» **TO DO**
Check each line of the material below for "창업지원사업", then copy the ones that contain it.

==============================

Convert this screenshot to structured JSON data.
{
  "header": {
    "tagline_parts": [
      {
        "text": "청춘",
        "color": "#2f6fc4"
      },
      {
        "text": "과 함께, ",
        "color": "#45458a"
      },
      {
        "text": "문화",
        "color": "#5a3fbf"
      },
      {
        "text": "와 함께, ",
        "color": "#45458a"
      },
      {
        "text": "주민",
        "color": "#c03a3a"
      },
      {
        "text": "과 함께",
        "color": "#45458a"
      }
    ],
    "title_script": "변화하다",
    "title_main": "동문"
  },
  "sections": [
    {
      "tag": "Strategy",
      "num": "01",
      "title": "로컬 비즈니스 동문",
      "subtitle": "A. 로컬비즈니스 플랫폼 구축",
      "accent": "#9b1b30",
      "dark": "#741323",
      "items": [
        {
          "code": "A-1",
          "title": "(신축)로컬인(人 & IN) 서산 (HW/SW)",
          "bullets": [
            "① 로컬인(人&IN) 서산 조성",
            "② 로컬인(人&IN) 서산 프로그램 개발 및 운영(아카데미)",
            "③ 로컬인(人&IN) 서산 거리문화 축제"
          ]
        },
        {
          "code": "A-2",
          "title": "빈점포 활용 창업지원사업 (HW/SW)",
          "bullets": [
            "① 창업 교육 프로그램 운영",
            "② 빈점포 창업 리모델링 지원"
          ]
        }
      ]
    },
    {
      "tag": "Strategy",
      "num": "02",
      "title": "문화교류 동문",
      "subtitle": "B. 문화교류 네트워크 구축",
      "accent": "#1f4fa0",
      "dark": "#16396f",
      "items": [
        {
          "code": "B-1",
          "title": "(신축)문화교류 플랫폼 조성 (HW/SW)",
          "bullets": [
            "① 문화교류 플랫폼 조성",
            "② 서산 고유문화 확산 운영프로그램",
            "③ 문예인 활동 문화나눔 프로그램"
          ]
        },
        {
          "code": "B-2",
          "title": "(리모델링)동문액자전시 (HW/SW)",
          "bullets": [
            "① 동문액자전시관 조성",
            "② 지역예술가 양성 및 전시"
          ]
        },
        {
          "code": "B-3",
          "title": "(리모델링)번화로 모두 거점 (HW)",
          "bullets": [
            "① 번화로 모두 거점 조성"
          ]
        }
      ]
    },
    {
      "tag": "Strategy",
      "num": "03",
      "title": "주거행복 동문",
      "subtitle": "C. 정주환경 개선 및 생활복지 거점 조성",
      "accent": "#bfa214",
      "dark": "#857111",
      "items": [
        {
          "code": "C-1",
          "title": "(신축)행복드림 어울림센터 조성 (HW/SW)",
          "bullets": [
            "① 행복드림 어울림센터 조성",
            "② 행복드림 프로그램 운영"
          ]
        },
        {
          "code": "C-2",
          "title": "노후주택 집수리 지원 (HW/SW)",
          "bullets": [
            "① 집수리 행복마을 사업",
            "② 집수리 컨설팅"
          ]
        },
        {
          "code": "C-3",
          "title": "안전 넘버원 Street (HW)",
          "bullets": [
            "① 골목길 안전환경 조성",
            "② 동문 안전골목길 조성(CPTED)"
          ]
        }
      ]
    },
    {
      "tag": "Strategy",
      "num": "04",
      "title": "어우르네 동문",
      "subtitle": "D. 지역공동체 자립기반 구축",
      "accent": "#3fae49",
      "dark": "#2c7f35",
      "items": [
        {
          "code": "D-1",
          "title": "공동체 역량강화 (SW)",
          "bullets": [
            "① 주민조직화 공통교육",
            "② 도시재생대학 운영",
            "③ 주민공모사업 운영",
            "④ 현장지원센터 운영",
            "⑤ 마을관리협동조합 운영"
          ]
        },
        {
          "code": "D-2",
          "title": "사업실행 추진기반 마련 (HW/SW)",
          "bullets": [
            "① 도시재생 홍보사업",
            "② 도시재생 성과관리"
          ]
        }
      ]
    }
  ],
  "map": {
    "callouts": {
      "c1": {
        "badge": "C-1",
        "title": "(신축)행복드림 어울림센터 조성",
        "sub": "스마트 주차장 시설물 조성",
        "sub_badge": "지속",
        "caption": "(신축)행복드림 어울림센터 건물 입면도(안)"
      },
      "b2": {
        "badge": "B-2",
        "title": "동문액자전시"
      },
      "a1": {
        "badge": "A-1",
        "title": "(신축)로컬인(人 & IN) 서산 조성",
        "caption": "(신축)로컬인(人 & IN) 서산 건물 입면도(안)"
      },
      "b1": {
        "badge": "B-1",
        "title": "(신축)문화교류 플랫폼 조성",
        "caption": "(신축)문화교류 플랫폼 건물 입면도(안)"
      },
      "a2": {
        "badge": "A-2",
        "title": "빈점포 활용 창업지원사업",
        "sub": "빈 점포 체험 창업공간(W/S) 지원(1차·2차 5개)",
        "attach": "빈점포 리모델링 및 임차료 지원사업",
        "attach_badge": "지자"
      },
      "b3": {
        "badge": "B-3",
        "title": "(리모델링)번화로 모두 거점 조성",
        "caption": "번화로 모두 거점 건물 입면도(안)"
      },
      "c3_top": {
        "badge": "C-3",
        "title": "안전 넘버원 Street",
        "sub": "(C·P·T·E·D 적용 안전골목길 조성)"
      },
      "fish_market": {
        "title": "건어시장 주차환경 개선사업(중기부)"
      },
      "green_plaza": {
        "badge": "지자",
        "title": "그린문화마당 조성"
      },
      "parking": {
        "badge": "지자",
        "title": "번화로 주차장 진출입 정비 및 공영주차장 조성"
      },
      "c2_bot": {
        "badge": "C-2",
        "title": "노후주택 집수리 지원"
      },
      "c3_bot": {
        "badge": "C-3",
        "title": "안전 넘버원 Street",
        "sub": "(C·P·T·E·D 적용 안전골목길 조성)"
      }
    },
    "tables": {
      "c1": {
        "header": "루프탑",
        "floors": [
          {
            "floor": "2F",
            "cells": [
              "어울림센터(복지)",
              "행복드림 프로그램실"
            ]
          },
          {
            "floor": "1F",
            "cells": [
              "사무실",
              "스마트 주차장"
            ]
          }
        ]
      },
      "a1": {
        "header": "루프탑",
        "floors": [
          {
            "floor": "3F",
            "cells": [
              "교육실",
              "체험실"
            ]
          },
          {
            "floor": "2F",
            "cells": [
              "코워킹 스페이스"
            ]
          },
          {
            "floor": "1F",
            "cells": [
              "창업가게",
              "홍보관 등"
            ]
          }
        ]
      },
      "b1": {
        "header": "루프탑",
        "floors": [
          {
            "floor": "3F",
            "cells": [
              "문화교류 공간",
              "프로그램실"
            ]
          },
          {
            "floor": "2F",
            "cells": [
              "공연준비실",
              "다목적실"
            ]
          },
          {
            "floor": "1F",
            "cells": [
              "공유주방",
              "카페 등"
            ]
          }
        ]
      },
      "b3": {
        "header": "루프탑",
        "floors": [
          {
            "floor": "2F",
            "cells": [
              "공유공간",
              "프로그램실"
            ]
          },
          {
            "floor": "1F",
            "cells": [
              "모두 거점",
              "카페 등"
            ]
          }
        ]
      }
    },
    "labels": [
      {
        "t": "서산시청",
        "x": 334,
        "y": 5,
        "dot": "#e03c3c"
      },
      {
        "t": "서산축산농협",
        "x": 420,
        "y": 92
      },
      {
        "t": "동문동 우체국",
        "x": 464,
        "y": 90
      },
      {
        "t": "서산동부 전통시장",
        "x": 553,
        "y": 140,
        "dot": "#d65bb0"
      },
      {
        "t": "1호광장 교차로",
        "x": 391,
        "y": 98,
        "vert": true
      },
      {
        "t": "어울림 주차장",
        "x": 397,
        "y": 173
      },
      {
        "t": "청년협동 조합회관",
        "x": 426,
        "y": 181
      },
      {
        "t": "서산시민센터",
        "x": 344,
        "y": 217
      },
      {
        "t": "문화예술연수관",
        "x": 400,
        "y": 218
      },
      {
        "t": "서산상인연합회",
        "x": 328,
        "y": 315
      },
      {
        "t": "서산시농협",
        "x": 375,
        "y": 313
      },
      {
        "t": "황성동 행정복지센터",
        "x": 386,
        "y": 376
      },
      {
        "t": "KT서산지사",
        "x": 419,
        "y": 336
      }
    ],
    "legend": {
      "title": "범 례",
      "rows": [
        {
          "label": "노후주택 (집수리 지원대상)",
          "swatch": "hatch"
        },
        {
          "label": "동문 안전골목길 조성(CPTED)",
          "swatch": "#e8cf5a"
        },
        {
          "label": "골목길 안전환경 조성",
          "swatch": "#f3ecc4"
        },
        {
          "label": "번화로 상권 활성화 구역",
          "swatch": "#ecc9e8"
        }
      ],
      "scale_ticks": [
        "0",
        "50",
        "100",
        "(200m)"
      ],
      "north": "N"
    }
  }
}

==============================

» **RESULT FOR THIS TASK**
          "title": "빈점포 활용 창업지원사업 (HW/SW)",
        "title": "빈점포 활용 창업지원사업",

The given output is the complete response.